Direction>
Can you copy out the data exactly? Leave the images out.

— Start —

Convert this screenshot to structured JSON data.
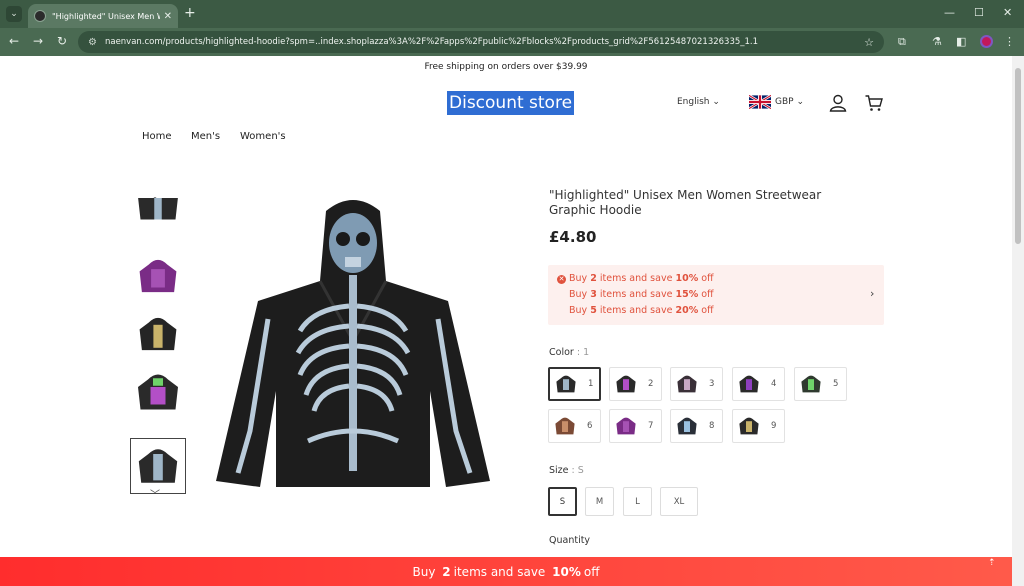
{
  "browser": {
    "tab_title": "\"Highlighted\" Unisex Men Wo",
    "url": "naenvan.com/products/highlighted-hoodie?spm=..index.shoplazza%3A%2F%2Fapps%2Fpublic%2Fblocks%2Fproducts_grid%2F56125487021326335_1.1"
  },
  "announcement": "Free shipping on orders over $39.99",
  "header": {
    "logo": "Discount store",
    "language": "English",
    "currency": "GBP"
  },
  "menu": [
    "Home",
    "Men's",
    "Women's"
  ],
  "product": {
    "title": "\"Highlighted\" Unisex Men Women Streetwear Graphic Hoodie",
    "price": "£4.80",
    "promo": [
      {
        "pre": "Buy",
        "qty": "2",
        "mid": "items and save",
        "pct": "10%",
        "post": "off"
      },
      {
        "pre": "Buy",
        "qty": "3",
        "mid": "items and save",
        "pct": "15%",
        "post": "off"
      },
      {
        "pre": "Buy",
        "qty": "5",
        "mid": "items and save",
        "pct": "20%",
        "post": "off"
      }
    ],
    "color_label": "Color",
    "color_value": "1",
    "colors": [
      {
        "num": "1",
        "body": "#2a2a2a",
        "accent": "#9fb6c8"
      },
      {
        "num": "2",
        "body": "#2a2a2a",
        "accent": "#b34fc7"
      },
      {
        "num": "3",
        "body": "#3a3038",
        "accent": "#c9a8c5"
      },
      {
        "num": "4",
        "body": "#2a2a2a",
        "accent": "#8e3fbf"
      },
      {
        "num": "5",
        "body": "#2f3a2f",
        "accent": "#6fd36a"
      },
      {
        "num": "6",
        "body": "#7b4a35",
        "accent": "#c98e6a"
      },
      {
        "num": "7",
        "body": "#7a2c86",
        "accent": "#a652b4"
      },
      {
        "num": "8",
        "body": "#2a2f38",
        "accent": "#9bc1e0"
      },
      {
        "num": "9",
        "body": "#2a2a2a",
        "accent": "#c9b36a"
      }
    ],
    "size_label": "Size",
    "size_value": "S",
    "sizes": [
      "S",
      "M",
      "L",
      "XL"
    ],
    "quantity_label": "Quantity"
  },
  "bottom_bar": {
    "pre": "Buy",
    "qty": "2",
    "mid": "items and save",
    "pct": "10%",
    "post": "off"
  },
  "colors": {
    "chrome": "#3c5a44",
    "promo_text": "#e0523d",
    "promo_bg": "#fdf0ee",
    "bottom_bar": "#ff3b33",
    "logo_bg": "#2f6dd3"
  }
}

— End —

Response for this exercise>
Convert this screenshot to structured JSON data.
{
  "browser": {
    "tab_title": "\"Highlighted\" Unisex Men Wo",
    "url": "naenvan.com/products/highlighted-hoodie?spm=..index.shoplazza%3A%2F%2Fapps%2Fpublic%2Fblocks%2Fproducts_grid%2F56125487021326335_1.1"
  },
  "announcement": "Free shipping on orders over $39.99",
  "header": {
    "logo": "Discount store",
    "language": "English",
    "currency": "GBP"
  },
  "menu": [
    "Home",
    "Men's",
    "Women's"
  ],
  "product": {
    "title": "\"Highlighted\" Unisex Men Women Streetwear Graphic Hoodie",
    "price": "£4.80",
    "promo": [
      {
        "pre": "Buy",
        "qty": "2",
        "mid": "items and save",
        "pct": "10%",
        "post": "off"
      },
      {
        "pre": "Buy",
        "qty": "3",
        "mid": "items and save",
        "pct": "15%",
        "post": "off"
      },
      {
        "pre": "Buy",
        "qty": "5",
        "mid": "items and save",
        "pct": "20%",
        "post": "off"
      }
    ],
    "color_label": "Color",
    "color_value": "1",
    "colors": [
      {
        "num": "1",
        "body": "#2a2a2a",
        "accent": "#9fb6c8"
      },
      {
        "num": "2",
        "body": "#2a2a2a",
        "accent": "#b34fc7"
      },
      {
        "num": "3",
        "body": "#3a3038",
        "accent": "#c9a8c5"
      },
      {
        "num": "4",
        "body": "#2a2a2a",
        "accent": "#8e3fbf"
      },
      {
        "num": "5",
        "body": "#2f3a2f",
        "accent": "#6fd36a"
      },
      {
        "num": "6",
        "body": "#7b4a35",
        "accent": "#c98e6a"
      },
      {
        "num": "7",
        "body": "#7a2c86",
        "accent": "#a652b4"
      },
      {
        "num": "8",
        "body": "#2a2f38",
        "accent": "#9bc1e0"
      },
      {
        "num": "9",
        "body": "#2a2a2a",
        "accent": "#c9b36a"
      }
    ],
    "size_label": "Size",
    "size_value": "S",
    "sizes": [
      "S",
      "M",
      "L",
      "XL"
    ],
    "quantity_label": "Quantity"
  },
  "bottom_bar": {
    "pre": "Buy",
    "qty": "2",
    "mid": "items and save",
    "pct": "10%",
    "post": "off"
  },
  "colors": {
    "chrome": "#3c5a44",
    "promo_text": "#e0523d",
    "promo_bg": "#fdf0ee",
    "bottom_bar": "#ff3b33",
    "logo_bg": "#2f6dd3"
  }
}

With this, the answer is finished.